> _Supplied records_
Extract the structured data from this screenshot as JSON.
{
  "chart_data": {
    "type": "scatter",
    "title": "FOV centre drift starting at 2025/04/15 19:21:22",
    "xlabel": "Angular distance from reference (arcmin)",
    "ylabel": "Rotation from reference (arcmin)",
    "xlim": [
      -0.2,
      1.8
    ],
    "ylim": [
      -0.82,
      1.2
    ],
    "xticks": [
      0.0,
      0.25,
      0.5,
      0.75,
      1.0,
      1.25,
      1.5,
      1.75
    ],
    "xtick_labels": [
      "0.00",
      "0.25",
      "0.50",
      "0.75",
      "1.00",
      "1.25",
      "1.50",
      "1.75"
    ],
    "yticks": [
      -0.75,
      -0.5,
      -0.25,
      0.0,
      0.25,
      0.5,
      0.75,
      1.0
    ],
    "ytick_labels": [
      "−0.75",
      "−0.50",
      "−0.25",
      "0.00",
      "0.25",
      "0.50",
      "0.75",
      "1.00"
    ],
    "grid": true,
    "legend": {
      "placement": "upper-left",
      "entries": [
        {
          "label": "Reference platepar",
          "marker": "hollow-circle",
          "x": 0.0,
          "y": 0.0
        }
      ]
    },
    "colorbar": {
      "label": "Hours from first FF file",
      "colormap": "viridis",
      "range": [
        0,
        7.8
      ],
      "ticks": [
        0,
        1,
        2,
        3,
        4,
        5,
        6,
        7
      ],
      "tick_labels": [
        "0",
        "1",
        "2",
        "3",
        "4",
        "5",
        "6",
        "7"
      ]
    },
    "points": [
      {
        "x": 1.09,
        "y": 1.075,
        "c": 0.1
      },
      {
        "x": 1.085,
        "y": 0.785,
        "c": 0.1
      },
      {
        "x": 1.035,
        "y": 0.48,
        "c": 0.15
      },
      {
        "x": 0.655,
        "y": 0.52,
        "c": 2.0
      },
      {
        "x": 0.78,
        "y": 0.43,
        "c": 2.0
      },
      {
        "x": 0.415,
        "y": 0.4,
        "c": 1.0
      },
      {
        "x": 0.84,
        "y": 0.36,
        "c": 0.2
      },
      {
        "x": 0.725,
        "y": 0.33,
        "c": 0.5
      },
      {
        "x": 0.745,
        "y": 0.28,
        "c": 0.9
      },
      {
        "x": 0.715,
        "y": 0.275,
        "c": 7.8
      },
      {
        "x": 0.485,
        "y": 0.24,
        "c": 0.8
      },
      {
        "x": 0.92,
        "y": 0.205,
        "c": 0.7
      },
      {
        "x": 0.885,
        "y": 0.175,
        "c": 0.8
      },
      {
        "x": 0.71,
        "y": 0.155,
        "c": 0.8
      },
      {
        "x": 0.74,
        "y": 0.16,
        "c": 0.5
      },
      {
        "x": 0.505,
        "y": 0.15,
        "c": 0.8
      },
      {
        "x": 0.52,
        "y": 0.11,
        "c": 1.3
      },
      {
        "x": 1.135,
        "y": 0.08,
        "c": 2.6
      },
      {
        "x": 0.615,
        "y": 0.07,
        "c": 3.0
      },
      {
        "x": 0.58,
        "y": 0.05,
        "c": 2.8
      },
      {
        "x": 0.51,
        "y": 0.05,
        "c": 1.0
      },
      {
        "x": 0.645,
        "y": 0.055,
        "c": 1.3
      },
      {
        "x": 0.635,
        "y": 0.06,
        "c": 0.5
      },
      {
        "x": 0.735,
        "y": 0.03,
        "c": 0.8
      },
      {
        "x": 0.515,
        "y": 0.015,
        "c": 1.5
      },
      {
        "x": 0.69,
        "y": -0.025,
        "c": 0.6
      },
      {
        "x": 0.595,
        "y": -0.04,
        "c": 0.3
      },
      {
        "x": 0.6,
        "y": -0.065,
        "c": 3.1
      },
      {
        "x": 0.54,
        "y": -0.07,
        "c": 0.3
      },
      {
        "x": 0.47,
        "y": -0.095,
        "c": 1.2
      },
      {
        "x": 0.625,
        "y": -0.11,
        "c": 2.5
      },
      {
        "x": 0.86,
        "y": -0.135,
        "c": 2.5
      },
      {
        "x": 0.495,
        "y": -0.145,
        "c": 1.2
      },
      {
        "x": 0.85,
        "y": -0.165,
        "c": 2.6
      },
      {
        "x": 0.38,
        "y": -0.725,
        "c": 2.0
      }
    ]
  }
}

> _Required task_
Return the material in full, exactly as shown.

> _Output for this exercise_
Extract the structured data from this screenshot as JSON.
{
  "chart_data": {
    "type": "scatter",
    "title": "FOV centre drift starting at 2025/04/15 19:21:22",
    "xlabel": "Angular distance from reference (arcmin)",
    "ylabel": "Rotation from reference (arcmin)",
    "xlim": [
      -0.2,
      1.8
    ],
    "ylim": [
      -0.82,
      1.2
    ],
    "xticks": [
      0.0,
      0.25,
      0.5,
      0.75,
      1.0,
      1.25,
      1.5,
      1.75
    ],
    "xtick_labels": [
      "0.00",
      "0.25",
      "0.50",
      "0.75",
      "1.00",
      "1.25",
      "1.50",
      "1.75"
    ],
    "yticks": [
      -0.75,
      -0.5,
      -0.25,
      0.0,
      0.25,
      0.5,
      0.75,
      1.0
    ],
    "ytick_labels": [
      "−0.75",
      "−0.50",
      "−0.25",
      "0.00",
      "0.25",
      "0.50",
      "0.75",
      "1.00"
    ],
    "grid": true,
    "legend": {
      "placement": "upper-left",
      "entries": [
        {
          "label": "Reference platepar",
          "marker": "hollow-circle",
          "x": 0.0,
          "y": 0.0
        }
      ]
    },
    "colorbar": {
      "label": "Hours from first FF file",
      "colormap": "viridis",
      "range": [
        0,
        7.8
      ],
      "ticks": [
        0,
        1,
        2,
        3,
        4,
        5,
        6,
        7
      ],
      "tick_labels": [
        "0",
        "1",
        "2",
        "3",
        "4",
        "5",
        "6",
        "7"
      ]
    },
    "points": [
      {
        "x": 1.09,
        "y": 1.075,
        "c": 0.1
      },
      {
        "x": 1.085,
        "y": 0.785,
        "c": 0.1
      },
      {
        "x": 1.035,
        "y": 0.48,
        "c": 0.15
      },
      {
        "x": 0.655,
        "y": 0.52,
        "c": 2.0
      },
      {
        "x": 0.78,
        "y": 0.43,
        "c": 2.0
      },
      {
        "x": 0.415,
        "y": 0.4,
        "c": 1.0
      },
      {
        "x": 0.84,
        "y": 0.36,
        "c": 0.2
      },
      {
        "x": 0.725,
        "y": 0.33,
        "c": 0.5
      },
      {
        "x": 0.745,
        "y": 0.28,
        "c": 0.9
      },
      {
        "x": 0.715,
        "y": 0.275,
        "c": 7.8
      },
      {
        "x": 0.485,
        "y": 0.24,
        "c": 0.8
      },
      {
        "x": 0.92,
        "y": 0.205,
        "c": 0.7
      },
      {
        "x": 0.885,
        "y": 0.175,
        "c": 0.8
      },
      {
        "x": 0.71,
        "y": 0.155,
        "c": 0.8
      },
      {
        "x": 0.74,
        "y": 0.16,
        "c": 0.5
      },
      {
        "x": 0.505,
        "y": 0.15,
        "c": 0.8
      },
      {
        "x": 0.52,
        "y": 0.11,
        "c": 1.3
      },
      {
        "x": 1.135,
        "y": 0.08,
        "c": 2.6
      },
      {
        "x": 0.615,
        "y": 0.07,
        "c": 3.0
      },
      {
        "x": 0.58,
        "y": 0.05,
        "c": 2.8
      },
      {
        "x": 0.51,
        "y": 0.05,
        "c": 1.0
      },
      {
        "x": 0.645,
        "y": 0.055,
        "c": 1.3
      },
      {
        "x": 0.635,
        "y": 0.06,
        "c": 0.5
      },
      {
        "x": 0.735,
        "y": 0.03,
        "c": 0.8
      },
      {
        "x": 0.515,
        "y": 0.015,
        "c": 1.5
      },
      {
        "x": 0.69,
        "y": -0.025,
        "c": 0.6
      },
      {
        "x": 0.595,
        "y": -0.04,
        "c": 0.3
      },
      {
        "x": 0.6,
        "y": -0.065,
        "c": 3.1
      },
      {
        "x": 0.54,
        "y": -0.07,
        "c": 0.3
      },
      {
        "x": 0.47,
        "y": -0.095,
        "c": 1.2
      },
      {
        "x": 0.625,
        "y": -0.11,
        "c": 2.5
      },
      {
        "x": 0.86,
        "y": -0.135,
        "c": 2.5
      },
      {
        "x": 0.495,
        "y": -0.145,
        "c": 1.2
      },
      {
        "x": 0.85,
        "y": -0.165,
        "c": 2.6
      },
      {
        "x": 0.38,
        "y": -0.725,
        "c": 2.0
      }
    ]
  }
}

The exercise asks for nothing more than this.